╭─ Extracted entries

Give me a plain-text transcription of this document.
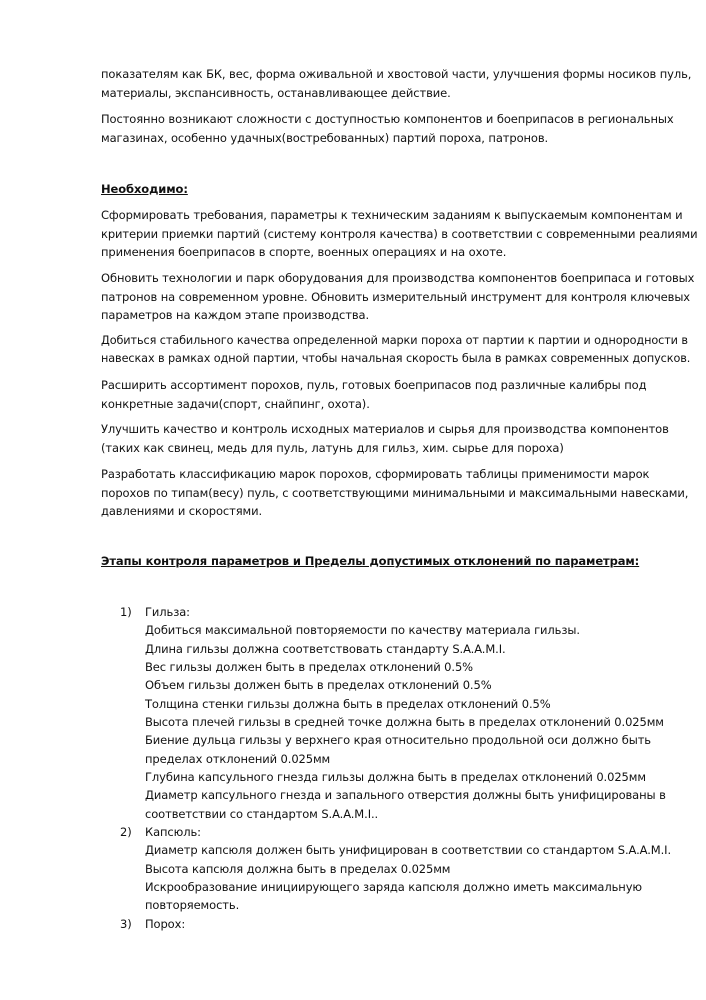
показателям как БК, вес, форма оживальной и хвостовой части, улучшения формы носиков пуль,
материалы, экспансивность, останавливающее действие.
Постоянно возникают сложности с доступностью компонентов и боеприпасов в региональных
магазинах, особенно удачных(востребованных) партий пороха, патронов.
Необходимо:
Сформировать требования, параметры к техническим заданиям к выпускаемым компонентам и
критерии приемки партий (систему контроля качества) в соответствии с современными реалиями
применения боеприпасов в спорте, военных операциях и на охоте.
Обновить технологии и парк оборудования для производства компонентов боеприпаса и готовых
патронов на современном уровне. Обновить измерительный инструмент для контроля ключевых
параметров на каждом этапе производства.
Добиться стабильного качества определенной марки пороха от партии к партии и однородности в
навесках в рамках одной партии, чтобы начальная скорость была в рамках современных допусков.
Расширить ассортимент порохов, пуль, готовых боеприпасов под различные калибры под
конкретные задачи(спорт, снайпинг, охота).
Улучшить качество и контроль исходных материалов и сырья для производства компонентов
(таких как свинец, медь для пуль, латунь для гильз, хим. сырье для пороха)
Разработать классификацию марок порохов, сформировать таблицы применимости марок
порохов по типам(весу) пуль, с соответствующими минимальными и максимальными навесками,
давлениями и скоростями.
Этапы контроля параметров и Пределы допустимых отклонений по параметрам:
1) Гильза:
Добиться максимальной повторяемости по качеству материала гильзы.
Длина гильзы должна соответствовать стандарту S.A.A.M.I.
Вес гильзы должен быть в пределах отклонений 0.5%
Объем гильзы должен быть в пределах отклонений 0.5%
Толщина стенки гильзы должна быть в пределах отклонений 0.5%
Высота плечей гильзы в средней точке должна быть в пределах отклонений 0.025мм
Биение дульца гильзы у верхнего края относительно продольной оси должно быть
пределах отклонений 0.025мм
Глубина капсульного гнезда гильзы должна быть в пределах отклонений 0.025мм
Диаметр капсульного гнезда и запального отверстия должны быть унифицированы в
соответствии со стандартом S.A.A.M.I..
2) Капсюль:
Диаметр капсюля должен быть унифицирован в соответствии со стандартом S.A.A.M.I.
Высота капсюля должна быть в пределах 0.025мм
Искрообразование инициирующего заряда капсюля должно иметь максимальную
повторяемость.
3) Порох:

╰─

## Job
Copy every line of the listing that contains the word "партии".

## Result for this task
Добиться стабильного качества определенной марки пороха от партии к партии и однородности в
навесках в рамках одной партии, чтобы начальная скорость была в рамках современных допусков.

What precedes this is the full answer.